Given task:
Search the records for "text" and copy each line that holds it.

Dataset items
————————

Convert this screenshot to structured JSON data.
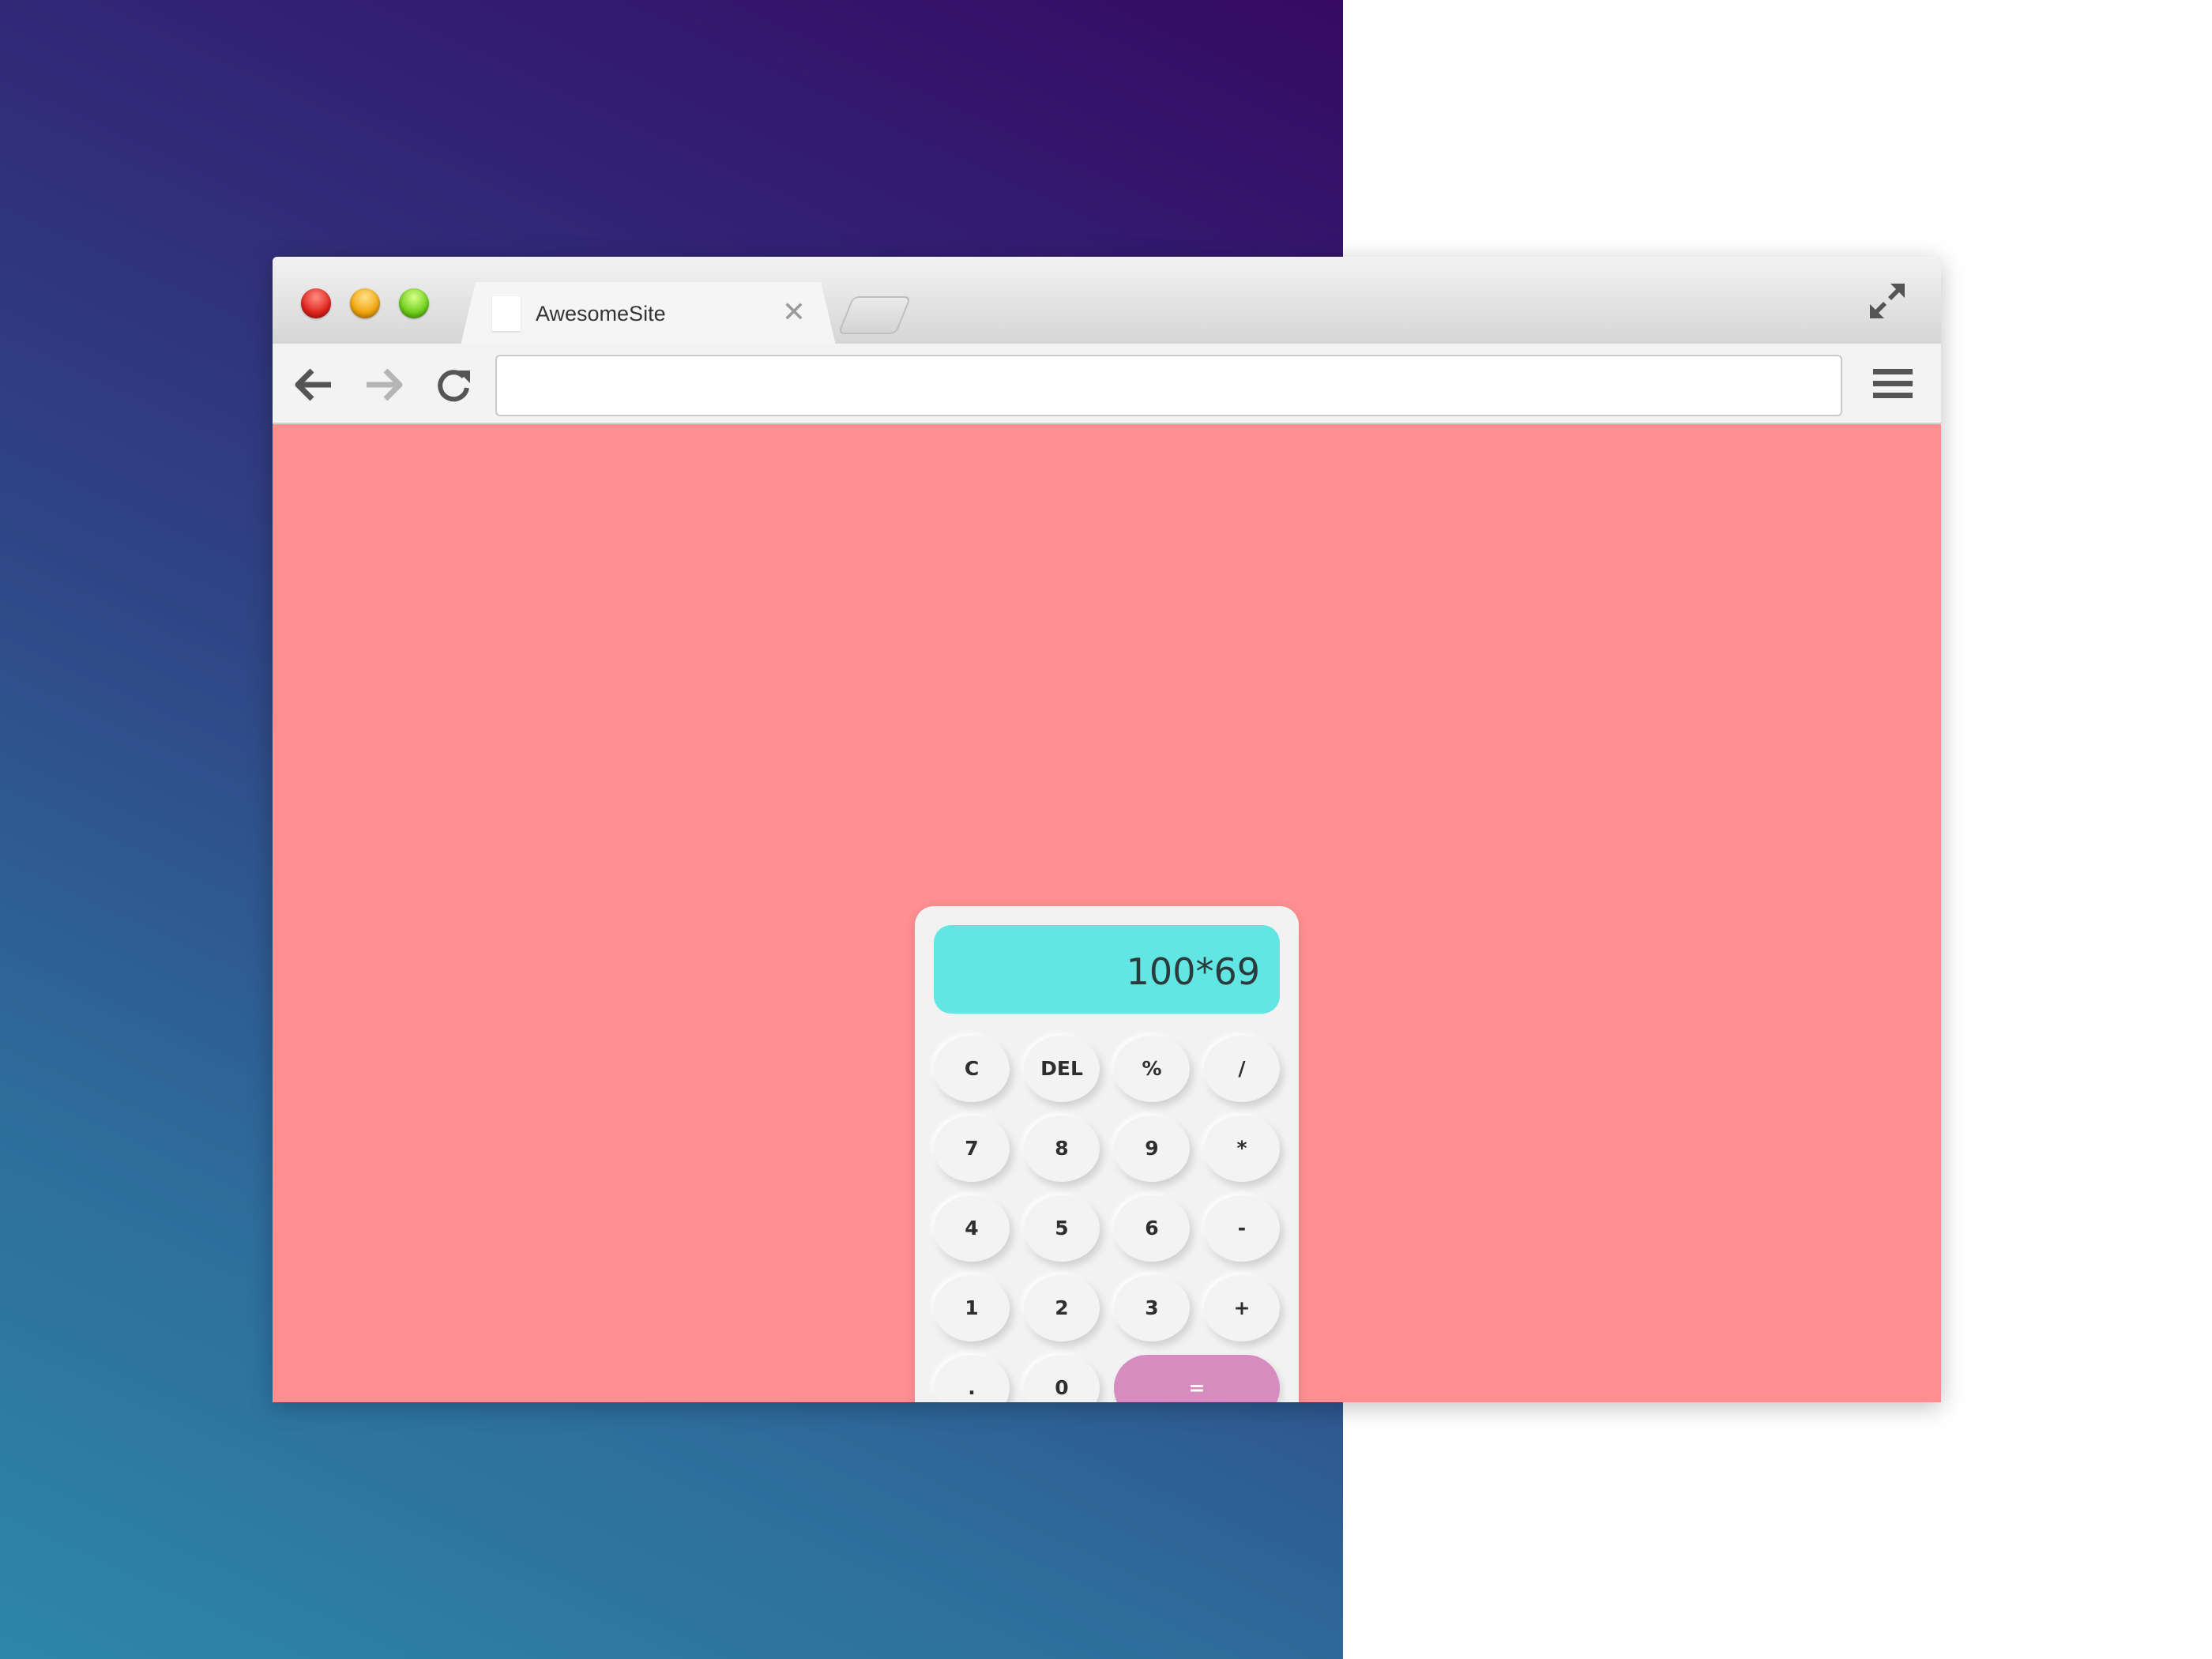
{
  "browser": {
    "tab": {
      "title": "AwesomeSite",
      "close_glyph": "✕"
    },
    "address_bar": {
      "value": "",
      "placeholder": ""
    },
    "icons": [
      "close-window-icon",
      "minimize-window-icon",
      "zoom-window-icon",
      "favicon-icon",
      "new-tab-icon",
      "expand-icon",
      "back-arrow-icon",
      "forward-arrow-icon",
      "reload-icon",
      "hamburger-menu-icon"
    ]
  },
  "colors": {
    "page_background": "#ff8f91",
    "display": "#61e6e3",
    "equals_key": "#d78cc0",
    "calculator_body": "#f2f2f2"
  },
  "calculator": {
    "display": "100*69",
    "keys": [
      {
        "label": "C",
        "name": "key-clear"
      },
      {
        "label": "DEL",
        "name": "key-delete"
      },
      {
        "label": "%",
        "name": "key-percent"
      },
      {
        "label": "/",
        "name": "key-divide"
      },
      {
        "label": "7",
        "name": "key-7"
      },
      {
        "label": "8",
        "name": "key-8"
      },
      {
        "label": "9",
        "name": "key-9"
      },
      {
        "label": "*",
        "name": "key-multiply"
      },
      {
        "label": "4",
        "name": "key-4"
      },
      {
        "label": "5",
        "name": "key-5"
      },
      {
        "label": "6",
        "name": "key-6"
      },
      {
        "label": "-",
        "name": "key-subtract"
      },
      {
        "label": "1",
        "name": "key-1"
      },
      {
        "label": "2",
        "name": "key-2"
      },
      {
        "label": "3",
        "name": "key-3"
      },
      {
        "label": "+",
        "name": "key-add"
      },
      {
        "label": ".",
        "name": "key-decimal"
      },
      {
        "label": "0",
        "name": "key-0"
      },
      {
        "label": "=",
        "name": "key-equals"
      }
    ]
  }
}
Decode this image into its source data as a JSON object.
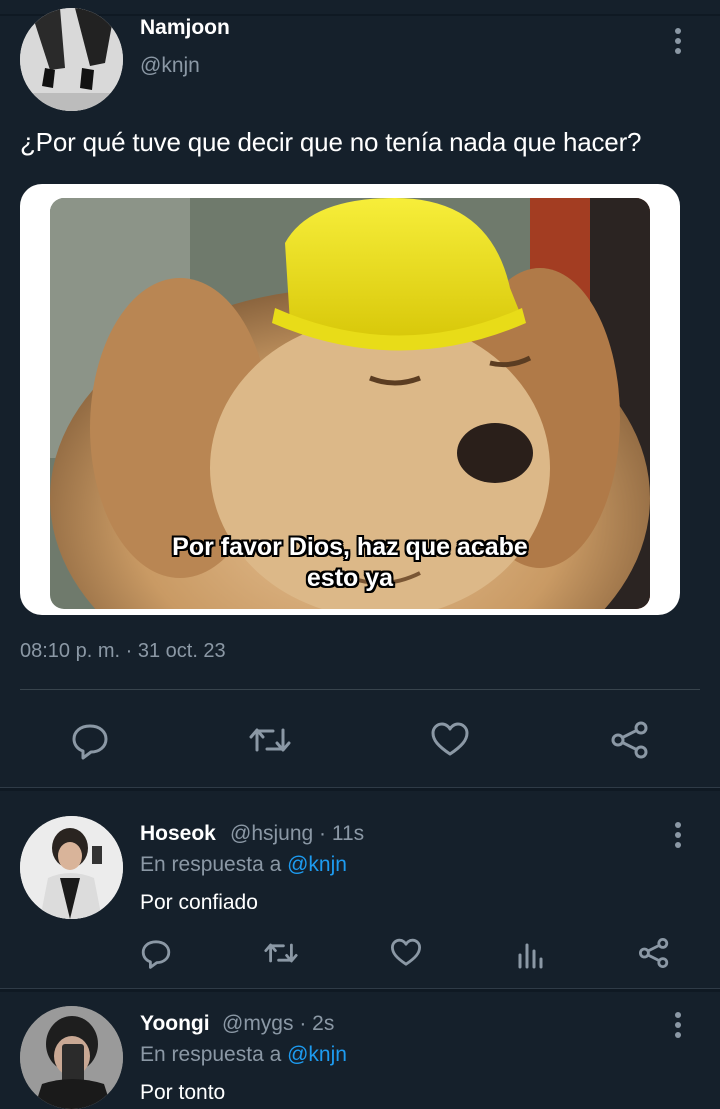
{
  "tweet": {
    "author_name": "Namjoon",
    "author_handle": "@knjn",
    "text": "¿Por qué tuve que decir que no tenía nada que hacer?",
    "image_caption_line1": "Por favor Dios, haz que acabe",
    "image_caption_line2": "esto ya",
    "timestamp": "08:10 p. m. · 31 oct. 23"
  },
  "actions": {
    "reply_icon": "reply-icon",
    "retweet_icon": "retweet-icon",
    "like_icon": "heart-icon",
    "share_icon": "share-icon",
    "views_icon": "views-icon"
  },
  "replies": [
    {
      "name": "Hoseok",
      "handle": "@hsjung",
      "time": " · 11s",
      "in_reply_prefix": "En respuesta a ",
      "in_reply_to": "@knjn",
      "text": "Por confiado"
    },
    {
      "name": "Yoongi",
      "handle": "@mygs",
      "time": " · 2s",
      "in_reply_prefix": "En respuesta a ",
      "in_reply_to": "@knjn",
      "text": "Por tonto"
    }
  ],
  "colors": {
    "background": "#15202b",
    "muted": "#8b98a5",
    "link": "#1d9bf0",
    "hat_yellow": "#f2e61a",
    "dog_fur": "#c99a64"
  }
}
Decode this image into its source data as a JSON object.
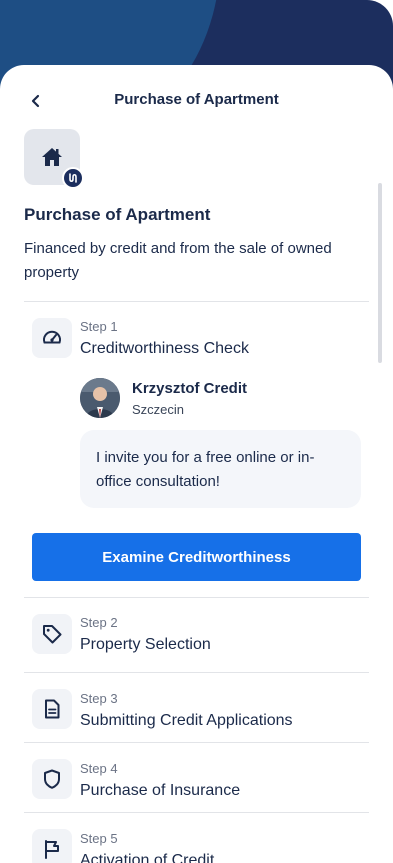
{
  "header": {
    "title": "Purchase of Apartment",
    "back_icon": "chevron-left-icon"
  },
  "property": {
    "icon": "home-icon",
    "badge_icon": "loan-badge-icon",
    "title": "Purchase of Apartment",
    "description": "Financed by credit and from the sale of owned property"
  },
  "steps": [
    {
      "number": "Step 1",
      "name": "Creditworthiness Check",
      "icon": "speedometer-icon",
      "advisor": {
        "name": "Krzysztof Credit",
        "city": "Szczecin",
        "message": "I invite you for a free online or in-office consultation!"
      },
      "cta": "Examine Creditworthiness"
    },
    {
      "number": "Step 2",
      "name": "Property Selection",
      "icon": "tag-icon"
    },
    {
      "number": "Step 3",
      "name": "Submitting Credit Applications",
      "icon": "document-icon"
    },
    {
      "number": "Step 4",
      "name": "Purchase of Insurance",
      "icon": "shield-icon"
    },
    {
      "number": "Step 5",
      "name": "Activation of Credit",
      "icon": "flag-icon"
    }
  ],
  "colors": {
    "navy": "#1c2e5e",
    "accent_blue": "#1670e8",
    "icon_bg": "#f1f3f7"
  }
}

————————

Reply:
    "text": "¿Por qué tuve que decir que no tenía nada que hacer?",
      "text": "Por confiado"
      "text": "Por tonto"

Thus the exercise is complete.